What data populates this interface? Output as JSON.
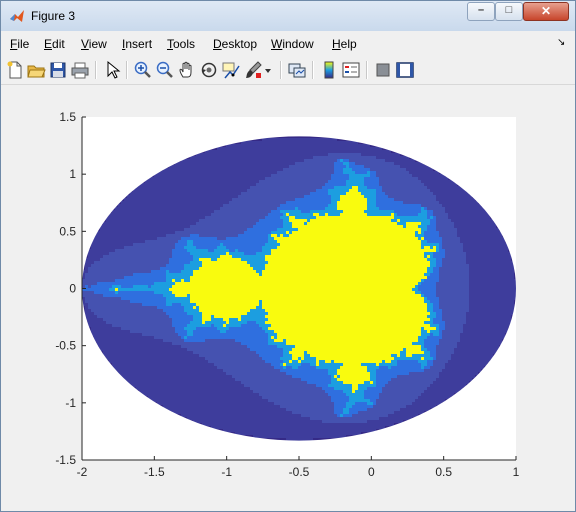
{
  "window": {
    "title": "Figure 3"
  },
  "menu": [
    "File",
    "Edit",
    "View",
    "Insert",
    "Tools",
    "Desktop",
    "Window",
    "Help"
  ],
  "menu_access": [
    "F",
    "E",
    "V",
    "I",
    "T",
    "D",
    "W",
    "H"
  ],
  "toolbar": [
    "new-figure-icon",
    "open-file-icon",
    "save-icon",
    "print-icon",
    "edit-plot-icon",
    "zoom-in-icon",
    "zoom-out-icon",
    "pan-icon",
    "rotate-3d-icon",
    "data-cursor-icon",
    "brush-icon",
    "brush-dropdown-icon",
    "link-plot-icon",
    "colorbar-icon",
    "legend-icon",
    "hide-plot-tools-icon",
    "show-plot-tools-icon"
  ],
  "chart_data": {
    "type": "heatmap",
    "title": "",
    "xlabel": "",
    "ylabel": "",
    "xlim": [
      -2,
      1
    ],
    "ylim": [
      -1.5,
      1.5
    ],
    "x_ticks": [
      -2,
      -1.5,
      -1,
      -0.5,
      0,
      0.5,
      1
    ],
    "x_tick_labels": [
      "-2",
      "-1.5",
      "-1",
      "-0.5",
      "0",
      "0.5",
      "1"
    ],
    "y_ticks": [
      -1.5,
      -1,
      -0.5,
      0,
      0.5,
      1,
      1.5
    ],
    "y_tick_labels": [
      "-1.5",
      "-1",
      "-0.5",
      "0",
      "0.5",
      "1",
      "1.5"
    ],
    "grid": false,
    "region": {
      "shape": "ellipse",
      "center_x": -0.5,
      "center_y": 0,
      "radius_x": 1.5,
      "radius_y": 1.33
    },
    "colormap": "parula",
    "colors": {
      "outside": "#352a87",
      "band1": "#3e3d9c",
      "band2": "#4552b0",
      "band3": "#2f6fdf",
      "band4": "#1c9ee0",
      "set": "#f9fb0e"
    }
  }
}
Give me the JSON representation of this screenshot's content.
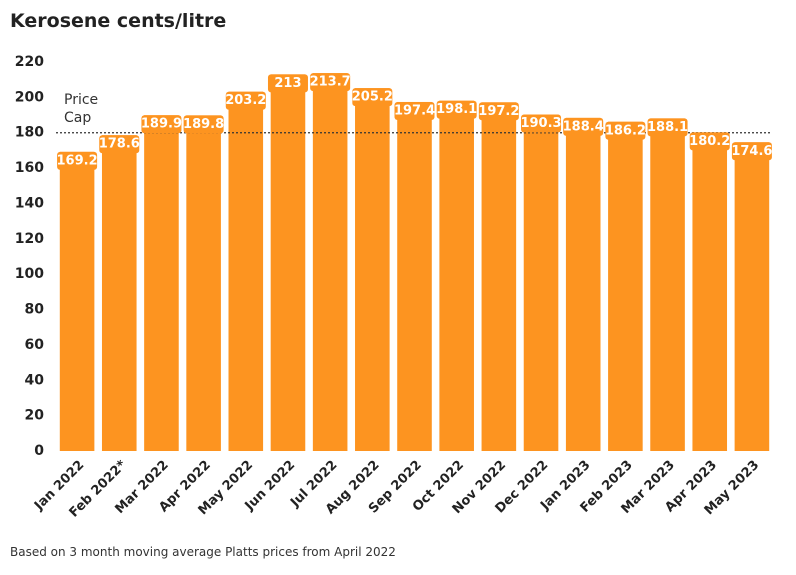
{
  "chart_data": {
    "type": "bar",
    "title": "Kerosene cents/litre",
    "categories": [
      "Jan 2022",
      "Feb 2022*",
      "Mar 2022",
      "Apr 2022",
      "May 2022",
      "Jun 2022",
      "Jul 2022",
      "Aug 2022",
      "Sep 2022",
      "Oct 2022",
      "Nov 2022",
      "Dec 2022",
      "Jan 2023",
      "Feb 2023",
      "Mar 2023",
      "Apr 2023",
      "May 2023"
    ],
    "values": [
      169.2,
      178.6,
      189.9,
      189.8,
      203.2,
      213,
      213.7,
      205.2,
      197.4,
      198.1,
      197.2,
      190.3,
      188.4,
      186.2,
      188.1,
      180.2,
      174.6
    ],
    "color": "#fd9420",
    "ylim": [
      0,
      220
    ],
    "yticks": [
      0,
      20,
      40,
      60,
      80,
      100,
      120,
      140,
      160,
      180,
      200,
      220
    ],
    "grid": false,
    "reference_line": {
      "value": 180,
      "label": "Price Cap"
    },
    "note": "Based on 3 month moving average Platts prices from April 2022"
  }
}
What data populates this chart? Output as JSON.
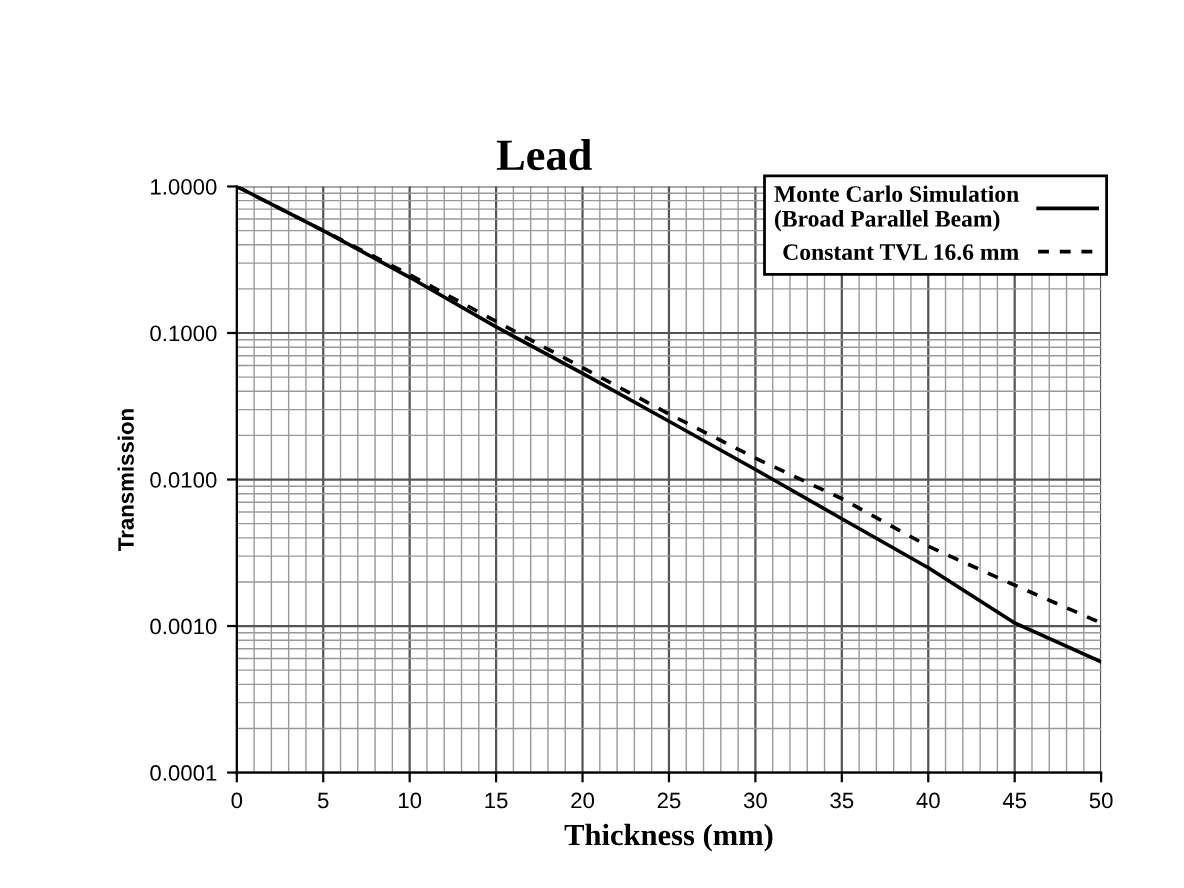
{
  "chart_data": {
    "type": "line",
    "title": "Lead",
    "xlabel": "Thickness (mm)",
    "ylabel": "Transmission",
    "x": [
      0,
      5,
      10,
      15,
      20,
      25,
      30,
      35,
      40,
      45,
      50
    ],
    "series": [
      {
        "name": "Monte Carlo Simulation\n(Broad Parallel Beam)",
        "color": "#000000",
        "line_style": "solid",
        "values": [
          1.0,
          0.5,
          0.24,
          0.11,
          0.053,
          0.025,
          0.0117,
          0.0054,
          0.0025,
          0.00105,
          0.00057
        ]
      },
      {
        "name": "Constant TVL 16.6 mm",
        "color": "#000000",
        "line_style": "dashed",
        "values": [
          1.0,
          0.5,
          0.25,
          0.12,
          0.058,
          0.028,
          0.014,
          0.0074,
          0.0035,
          0.0019,
          0.00105
        ]
      }
    ],
    "log": "y",
    "xlim": [
      0,
      50
    ],
    "xticks": [
      0,
      5,
      10,
      15,
      20,
      25,
      30,
      35,
      40,
      45,
      50
    ],
    "ylim": [
      0.0001,
      1
    ],
    "yticks": [
      {
        "value": 0.0001,
        "label": "0.0001"
      },
      {
        "value": 0.001,
        "label": "0.0010"
      },
      {
        "value": 0.01,
        "label": "0.0100"
      },
      {
        "value": 0.1,
        "label": "0.1000"
      },
      {
        "value": 1,
        "label": "1.0000"
      }
    ],
    "grid": true,
    "legend": "top right",
    "marker": "none"
  }
}
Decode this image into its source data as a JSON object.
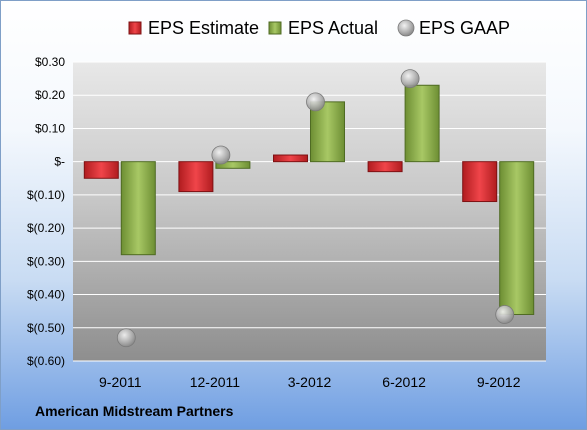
{
  "company_name": "American Midstream Partners",
  "chart_data": {
    "type": "bar",
    "title": "",
    "categories": [
      "9-2011",
      "12-2011",
      "3-2012",
      "6-2012",
      "9-2012"
    ],
    "series": [
      {
        "name": "EPS Estimate",
        "kind": "bar",
        "color": "#e0262a",
        "values": [
          -0.05,
          -0.09,
          0.02,
          -0.03,
          -0.12
        ]
      },
      {
        "name": "EPS Actual",
        "kind": "bar",
        "color": "#8fb34a",
        "values": [
          -0.28,
          -0.02,
          0.18,
          0.23,
          -0.46
        ]
      },
      {
        "name": "EPS GAAP",
        "kind": "marker",
        "color": "#b8b8b8",
        "values": [
          -0.53,
          0.02,
          0.18,
          0.25,
          -0.46
        ]
      }
    ],
    "ylim": [
      -0.6,
      0.3
    ],
    "yticks": [
      0.3,
      0.2,
      0.1,
      0.0,
      -0.1,
      -0.2,
      -0.3,
      -0.4,
      -0.5,
      -0.6
    ],
    "ytick_labels": [
      "$0.30",
      "$0.20",
      "$0.10",
      "$-",
      "$(0.10)",
      "$(0.20)",
      "$(0.30)",
      "$(0.40)",
      "$(0.50)",
      "$(0.60)"
    ],
    "grid": true,
    "legend_position": "top"
  }
}
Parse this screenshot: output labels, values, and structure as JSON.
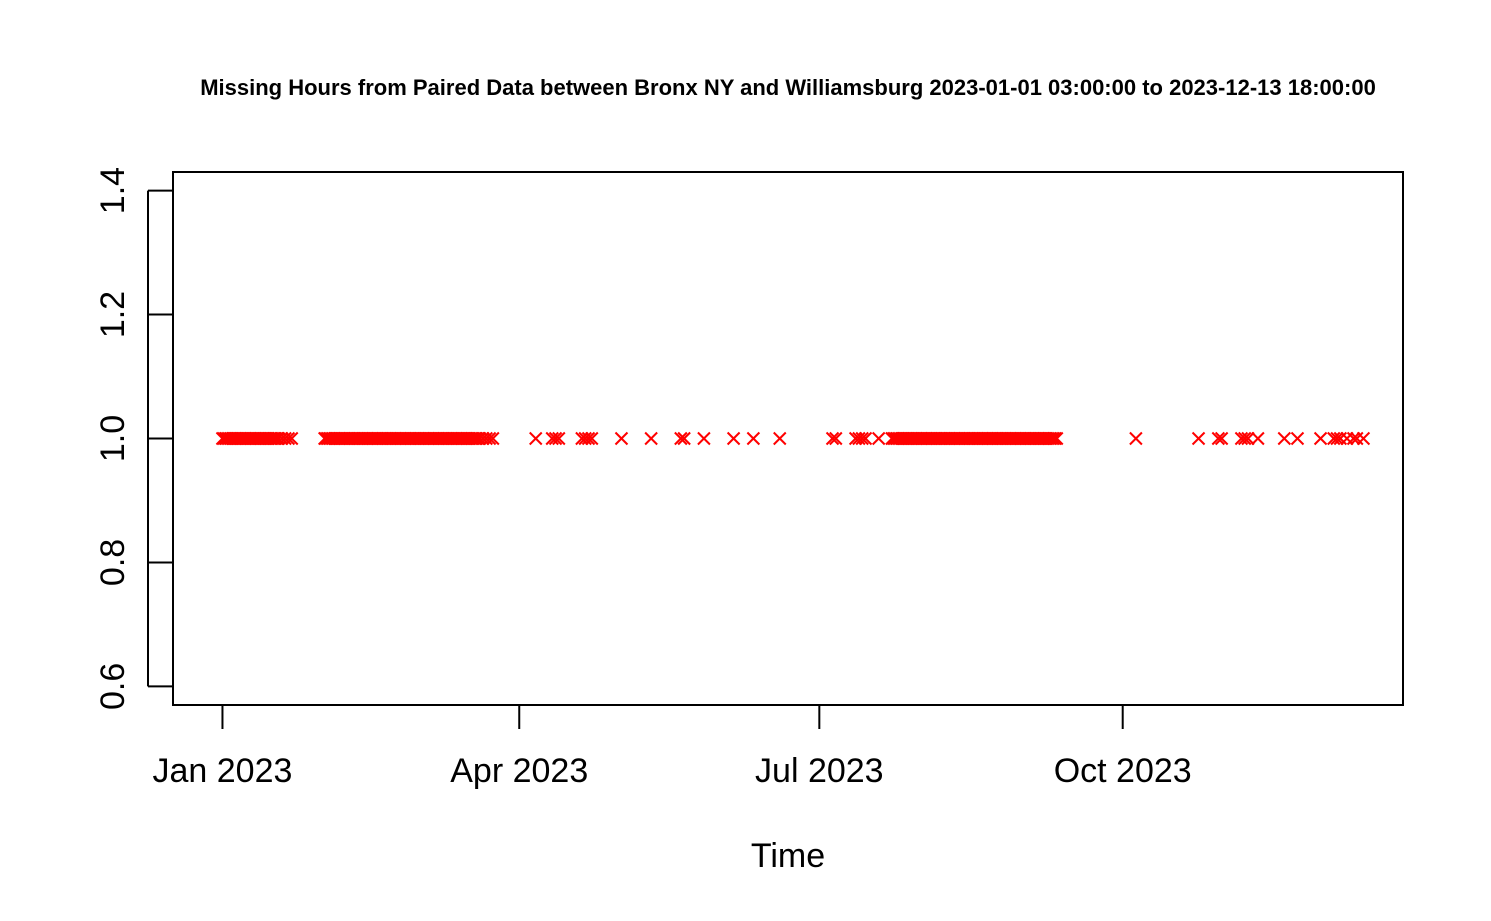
{
  "chart_data": {
    "type": "scatter",
    "title": "Missing Hours from Paired Data between Bronx NY and Williamsburg 2023-01-01 03:00:00 to 2023-12-13 18:00:00",
    "xlabel": "Time",
    "ylabel": "",
    "x_axis": {
      "type": "date",
      "range": [
        "2022-12-17",
        "2023-12-25"
      ],
      "ticks": [
        {
          "date": "2023-01-01",
          "label": "Jan 2023"
        },
        {
          "date": "2023-04-01",
          "label": "Apr 2023"
        },
        {
          "date": "2023-07-01",
          "label": "Jul 2023"
        },
        {
          "date": "2023-10-01",
          "label": "Oct 2023"
        }
      ]
    },
    "y_axis": {
      "range": [
        0.57,
        1.43
      ],
      "ticks": [
        {
          "value": 0.6,
          "label": "0.6"
        },
        {
          "value": 0.8,
          "label": "0.8"
        },
        {
          "value": 1.0,
          "label": "1.0"
        },
        {
          "value": 1.2,
          "label": "1.2"
        },
        {
          "value": 1.4,
          "label": "1.4"
        }
      ]
    },
    "marker": "x",
    "color": "#ff0000",
    "grid": false,
    "legend": "none",
    "y_value": 1.0,
    "dense_ranges": [
      {
        "start": "2023-01-01",
        "end": "2023-01-18"
      },
      {
        "start": "2023-02-01",
        "end": "2023-03-20"
      },
      {
        "start": "2023-07-23",
        "end": "2023-09-11"
      }
    ],
    "points": [
      "2023-01-19",
      "2023-01-20",
      "2023-01-21",
      "2023-01-22",
      "2023-03-21",
      "2023-03-22",
      "2023-03-23",
      "2023-03-24",
      "2023-04-06",
      "2023-04-11",
      "2023-04-12",
      "2023-04-13",
      "2023-04-20",
      "2023-04-21",
      "2023-04-22",
      "2023-04-23",
      "2023-05-02",
      "2023-05-11",
      "2023-05-20",
      "2023-05-21",
      "2023-05-27",
      "2023-06-05",
      "2023-06-11",
      "2023-06-19",
      "2023-07-05",
      "2023-07-06",
      "2023-07-12",
      "2023-07-13",
      "2023-07-14",
      "2023-07-15",
      "2023-07-19",
      "2023-10-05",
      "2023-10-24",
      "2023-10-30",
      "2023-10-31",
      "2023-11-06",
      "2023-11-07",
      "2023-11-08",
      "2023-11-11",
      "2023-11-19",
      "2023-11-23",
      "2023-11-30",
      "2023-12-04",
      "2023-12-05",
      "2023-12-06",
      "2023-12-08",
      "2023-12-10",
      "2023-12-11",
      "2023-12-13"
    ]
  }
}
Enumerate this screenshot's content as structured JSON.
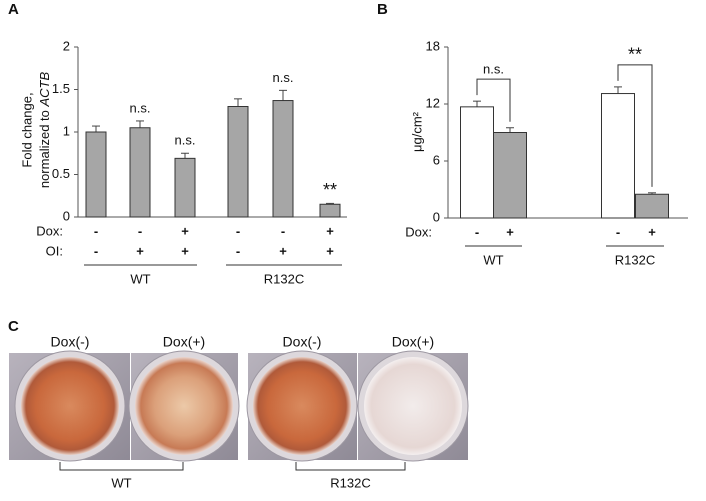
{
  "chart_data": [
    {
      "type": "bar",
      "panel": "A",
      "ylabel": {
        "line1": "Fold change,",
        "line2": "normalized to ",
        "gene": "ACTB"
      },
      "values": [
        1.0,
        1.05,
        0.69,
        1.3,
        1.37,
        0.15
      ],
      "errors": [
        0.07,
        0.08,
        0.06,
        0.09,
        0.12,
        0.01
      ],
      "color": "#a6a6a6",
      "annotations": [
        null,
        "n.s.",
        "n.s.",
        null,
        "n.s.",
        "**"
      ],
      "rows": [
        {
          "label": "Dox:",
          "signs": [
            "-",
            "-",
            "+",
            "-",
            "-",
            "+"
          ]
        },
        {
          "label": "OI:",
          "signs": [
            "-",
            "+",
            "+",
            "-",
            "+",
            "+"
          ]
        }
      ],
      "groups": [
        "WT",
        "R132C"
      ],
      "ylim": [
        0,
        2
      ],
      "yticks": [
        0,
        0.5,
        1,
        1.5,
        2
      ]
    },
    {
      "type": "bar",
      "panel": "B",
      "ylabel": {
        "line1": "μg/cm²"
      },
      "values": [
        11.7,
        9.0,
        13.1,
        2.5
      ],
      "errors": [
        0.6,
        0.5,
        0.7,
        0.15
      ],
      "colors": [
        "#ffffff",
        "#a6a6a6",
        "#ffffff",
        "#a6a6a6"
      ],
      "comparisons": [
        "n.s.",
        "**"
      ],
      "rows": [
        {
          "label": "Dox:",
          "signs": [
            "-",
            "+",
            "-",
            "+"
          ]
        }
      ],
      "groups": [
        "WT",
        "R132C"
      ],
      "ylim": [
        0,
        18
      ],
      "yticks": [
        0,
        6,
        12,
        18
      ]
    }
  ],
  "panel_c": {
    "panel": "C",
    "wells": [
      "Dox(-)",
      "Dox(+)",
      "Dox(-)",
      "Dox(+)"
    ],
    "groups": [
      "WT",
      "R132C"
    ]
  }
}
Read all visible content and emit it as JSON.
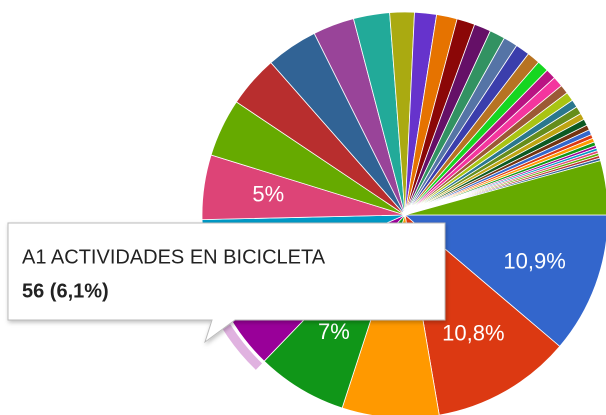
{
  "chart_data": {
    "type": "pie",
    "categories": [
      null,
      null,
      null,
      null,
      "A1 ACTIVIDADES EN BICICLETA",
      null,
      null,
      null,
      null,
      null,
      null,
      null,
      null,
      null,
      null,
      null,
      null,
      null,
      null,
      null,
      null,
      null,
      null,
      null,
      null,
      null,
      null,
      null,
      null,
      null,
      null,
      null,
      null,
      null,
      null,
      null,
      null,
      null,
      null,
      null,
      null,
      null
    ],
    "values": [
      10.9,
      10.8,
      7.5,
      7,
      6.1,
      6,
      5,
      4.5,
      4,
      4,
      3.2,
      2.8,
      1.9,
      1.7,
      1.6,
      1.4,
      1.3,
      1.2,
      1.1,
      1.1,
      1,
      0.9,
      0.8,
      0.8,
      0.7,
      0.7,
      0.6,
      0.6,
      0.5,
      0.5,
      0.4,
      0.4,
      0.3,
      0.3,
      0.3,
      0.2,
      0.2,
      0.2,
      0.2,
      0.2,
      0.2,
      4.2
    ],
    "value_labels": [
      "10,9%",
      "10,8%",
      null,
      "7%",
      null,
      null,
      "5%",
      null,
      null,
      null,
      null,
      null,
      null,
      null,
      null,
      null,
      null,
      null,
      null,
      null,
      null,
      null,
      null,
      null,
      null,
      null,
      null,
      null,
      null,
      null,
      null,
      null,
      null,
      null,
      null,
      null,
      null,
      null,
      null,
      null,
      null,
      null
    ],
    "colors": [
      "#3366cc",
      "#dc3912",
      "#ff9900",
      "#109618",
      "#990099",
      "#0099c6",
      "#dd4477",
      "#66aa00",
      "#b82e2e",
      "#316395",
      "#994499",
      "#22aa99",
      "#aaaa11",
      "#6633cc",
      "#e67300",
      "#8b0707",
      "#651067",
      "#329262",
      "#5574a6",
      "#3b3eac",
      "#b77322",
      "#16d620",
      "#b91383",
      "#f4359e",
      "#9c5935",
      "#a9c413",
      "#2a778d",
      "#668d1c",
      "#bea413",
      "#0c5922",
      "#743411",
      "#3366cc",
      "#dc3912",
      "#ff9900",
      "#109618",
      "#990099",
      "#0099c6",
      "#dd4477",
      "#66aa00",
      "#b82e2e",
      "#316395",
      "#66aa00"
    ],
    "tooltip": {
      "title": "A1 ACTIVIDADES EN BICICLETA",
      "text": "56 (6,1%)"
    },
    "highlight": 4
  }
}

-=-=-=-=-

## Problem to solve
From the data above, copy each line that holds "date".

## Task response
      "type": "date",
          "date": "2023-01-01",
          "date": "2023-04-01",
          "date": "2023-07-01",
          "date": "2023-10-01",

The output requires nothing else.